--- Material ---

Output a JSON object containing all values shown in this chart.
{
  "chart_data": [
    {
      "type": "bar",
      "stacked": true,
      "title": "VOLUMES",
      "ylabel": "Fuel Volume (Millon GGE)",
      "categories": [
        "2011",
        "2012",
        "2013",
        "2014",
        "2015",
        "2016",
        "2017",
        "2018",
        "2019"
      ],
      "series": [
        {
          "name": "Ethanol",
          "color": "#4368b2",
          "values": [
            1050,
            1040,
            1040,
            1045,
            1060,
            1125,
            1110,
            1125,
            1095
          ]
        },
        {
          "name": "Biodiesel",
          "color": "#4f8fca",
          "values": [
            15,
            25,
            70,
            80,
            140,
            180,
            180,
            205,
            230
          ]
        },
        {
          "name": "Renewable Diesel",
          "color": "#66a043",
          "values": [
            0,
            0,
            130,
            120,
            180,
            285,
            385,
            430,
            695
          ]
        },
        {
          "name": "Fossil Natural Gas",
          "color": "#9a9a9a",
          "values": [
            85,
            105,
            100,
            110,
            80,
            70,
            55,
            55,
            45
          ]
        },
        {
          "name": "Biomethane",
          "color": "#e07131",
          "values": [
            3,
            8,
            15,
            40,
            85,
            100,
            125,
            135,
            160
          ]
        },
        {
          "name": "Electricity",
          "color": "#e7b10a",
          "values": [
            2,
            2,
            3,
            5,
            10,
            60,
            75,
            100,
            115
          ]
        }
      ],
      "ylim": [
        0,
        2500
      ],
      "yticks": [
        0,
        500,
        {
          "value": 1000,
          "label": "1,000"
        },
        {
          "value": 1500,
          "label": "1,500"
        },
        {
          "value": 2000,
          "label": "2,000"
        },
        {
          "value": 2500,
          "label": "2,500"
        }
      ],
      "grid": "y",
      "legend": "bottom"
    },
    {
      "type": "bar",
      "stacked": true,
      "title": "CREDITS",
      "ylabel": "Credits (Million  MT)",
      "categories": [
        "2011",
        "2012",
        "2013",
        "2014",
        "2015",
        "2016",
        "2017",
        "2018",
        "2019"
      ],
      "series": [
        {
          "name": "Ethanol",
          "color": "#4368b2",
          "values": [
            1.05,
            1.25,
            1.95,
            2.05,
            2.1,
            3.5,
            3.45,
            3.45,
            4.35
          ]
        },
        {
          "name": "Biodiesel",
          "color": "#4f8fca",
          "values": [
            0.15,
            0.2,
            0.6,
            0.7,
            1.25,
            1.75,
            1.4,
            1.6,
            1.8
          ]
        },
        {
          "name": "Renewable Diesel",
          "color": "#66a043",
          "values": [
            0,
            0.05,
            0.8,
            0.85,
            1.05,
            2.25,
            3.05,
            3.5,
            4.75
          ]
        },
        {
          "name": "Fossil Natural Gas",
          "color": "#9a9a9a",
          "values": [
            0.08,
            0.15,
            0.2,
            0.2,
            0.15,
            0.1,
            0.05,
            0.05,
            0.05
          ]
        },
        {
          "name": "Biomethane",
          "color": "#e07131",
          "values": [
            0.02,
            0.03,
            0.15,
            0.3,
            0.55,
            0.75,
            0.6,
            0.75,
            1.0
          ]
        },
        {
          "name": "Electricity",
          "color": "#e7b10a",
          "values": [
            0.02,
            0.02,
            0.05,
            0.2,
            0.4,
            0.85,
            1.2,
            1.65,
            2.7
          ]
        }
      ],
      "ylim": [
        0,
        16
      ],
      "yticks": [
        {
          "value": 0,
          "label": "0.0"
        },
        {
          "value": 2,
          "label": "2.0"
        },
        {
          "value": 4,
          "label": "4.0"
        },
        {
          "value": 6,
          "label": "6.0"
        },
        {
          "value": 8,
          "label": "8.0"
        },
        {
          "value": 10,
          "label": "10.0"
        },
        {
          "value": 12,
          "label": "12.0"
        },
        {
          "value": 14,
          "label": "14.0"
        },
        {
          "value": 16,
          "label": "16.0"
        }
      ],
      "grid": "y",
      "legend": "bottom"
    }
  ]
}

---

* What needs to be done
Print all of the data exactly as it was given.

* Reply
Output a JSON object containing all values shown in this chart.
{
  "chart_data": [
    {
      "type": "bar",
      "stacked": true,
      "title": "VOLUMES",
      "ylabel": "Fuel Volume (Millon GGE)",
      "categories": [
        "2011",
        "2012",
        "2013",
        "2014",
        "2015",
        "2016",
        "2017",
        "2018",
        "2019"
      ],
      "series": [
        {
          "name": "Ethanol",
          "color": "#4368b2",
          "values": [
            1050,
            1040,
            1040,
            1045,
            1060,
            1125,
            1110,
            1125,
            1095
          ]
        },
        {
          "name": "Biodiesel",
          "color": "#4f8fca",
          "values": [
            15,
            25,
            70,
            80,
            140,
            180,
            180,
            205,
            230
          ]
        },
        {
          "name": "Renewable Diesel",
          "color": "#66a043",
          "values": [
            0,
            0,
            130,
            120,
            180,
            285,
            385,
            430,
            695
          ]
        },
        {
          "name": "Fossil Natural Gas",
          "color": "#9a9a9a",
          "values": [
            85,
            105,
            100,
            110,
            80,
            70,
            55,
            55,
            45
          ]
        },
        {
          "name": "Biomethane",
          "color": "#e07131",
          "values": [
            3,
            8,
            15,
            40,
            85,
            100,
            125,
            135,
            160
          ]
        },
        {
          "name": "Electricity",
          "color": "#e7b10a",
          "values": [
            2,
            2,
            3,
            5,
            10,
            60,
            75,
            100,
            115
          ]
        }
      ],
      "ylim": [
        0,
        2500
      ],
      "yticks": [
        0,
        500,
        {
          "value": 1000,
          "label": "1,000"
        },
        {
          "value": 1500,
          "label": "1,500"
        },
        {
          "value": 2000,
          "label": "2,000"
        },
        {
          "value": 2500,
          "label": "2,500"
        }
      ],
      "grid": "y",
      "legend": "bottom"
    },
    {
      "type": "bar",
      "stacked": true,
      "title": "CREDITS",
      "ylabel": "Credits (Million  MT)",
      "categories": [
        "2011",
        "2012",
        "2013",
        "2014",
        "2015",
        "2016",
        "2017",
        "2018",
        "2019"
      ],
      "series": [
        {
          "name": "Ethanol",
          "color": "#4368b2",
          "values": [
            1.05,
            1.25,
            1.95,
            2.05,
            2.1,
            3.5,
            3.45,
            3.45,
            4.35
          ]
        },
        {
          "name": "Biodiesel",
          "color": "#4f8fca",
          "values": [
            0.15,
            0.2,
            0.6,
            0.7,
            1.25,
            1.75,
            1.4,
            1.6,
            1.8
          ]
        },
        {
          "name": "Renewable Diesel",
          "color": "#66a043",
          "values": [
            0,
            0.05,
            0.8,
            0.85,
            1.05,
            2.25,
            3.05,
            3.5,
            4.75
          ]
        },
        {
          "name": "Fossil Natural Gas",
          "color": "#9a9a9a",
          "values": [
            0.08,
            0.15,
            0.2,
            0.2,
            0.15,
            0.1,
            0.05,
            0.05,
            0.05
          ]
        },
        {
          "name": "Biomethane",
          "color": "#e07131",
          "values": [
            0.02,
            0.03,
            0.15,
            0.3,
            0.55,
            0.75,
            0.6,
            0.75,
            1.0
          ]
        },
        {
          "name": "Electricity",
          "color": "#e7b10a",
          "values": [
            0.02,
            0.02,
            0.05,
            0.2,
            0.4,
            0.85,
            1.2,
            1.65,
            2.7
          ]
        }
      ],
      "ylim": [
        0,
        16
      ],
      "yticks": [
        {
          "value": 0,
          "label": "0.0"
        },
        {
          "value": 2,
          "label": "2.0"
        },
        {
          "value": 4,
          "label": "4.0"
        },
        {
          "value": 6,
          "label": "6.0"
        },
        {
          "value": 8,
          "label": "8.0"
        },
        {
          "value": 10,
          "label": "10.0"
        },
        {
          "value": 12,
          "label": "12.0"
        },
        {
          "value": 14,
          "label": "14.0"
        },
        {
          "value": 16,
          "label": "16.0"
        }
      ],
      "grid": "y",
      "legend": "bottom"
    }
  ]
}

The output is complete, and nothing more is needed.